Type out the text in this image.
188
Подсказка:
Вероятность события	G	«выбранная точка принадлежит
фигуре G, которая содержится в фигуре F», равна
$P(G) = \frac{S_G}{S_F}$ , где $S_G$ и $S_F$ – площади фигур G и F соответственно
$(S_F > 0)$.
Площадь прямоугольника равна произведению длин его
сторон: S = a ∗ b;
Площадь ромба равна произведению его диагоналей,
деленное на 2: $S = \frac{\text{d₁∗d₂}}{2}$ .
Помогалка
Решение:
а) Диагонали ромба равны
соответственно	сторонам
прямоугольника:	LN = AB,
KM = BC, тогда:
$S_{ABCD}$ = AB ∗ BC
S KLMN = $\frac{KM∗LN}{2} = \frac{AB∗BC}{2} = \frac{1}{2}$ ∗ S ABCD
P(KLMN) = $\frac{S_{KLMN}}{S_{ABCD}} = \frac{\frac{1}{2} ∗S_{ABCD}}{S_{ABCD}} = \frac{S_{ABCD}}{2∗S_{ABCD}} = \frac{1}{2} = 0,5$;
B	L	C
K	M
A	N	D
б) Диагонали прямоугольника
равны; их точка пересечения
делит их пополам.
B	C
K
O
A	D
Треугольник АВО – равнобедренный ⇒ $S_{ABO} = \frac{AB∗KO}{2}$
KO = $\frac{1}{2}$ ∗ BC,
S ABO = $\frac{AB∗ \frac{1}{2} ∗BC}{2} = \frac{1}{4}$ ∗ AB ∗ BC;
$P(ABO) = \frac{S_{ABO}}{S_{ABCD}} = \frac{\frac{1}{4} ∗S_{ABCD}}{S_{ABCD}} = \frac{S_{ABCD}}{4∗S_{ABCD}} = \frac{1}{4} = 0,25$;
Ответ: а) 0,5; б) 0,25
= = = = =
* [WORK REQUIRED] Wherever the word "text" occurs in a line of the listing, copy that line.

* [SOLVED EXERCISE]
Type out the text in this image.
деленное на 2: $S = \frac{\text{d₁∗d₂}}{2}$ .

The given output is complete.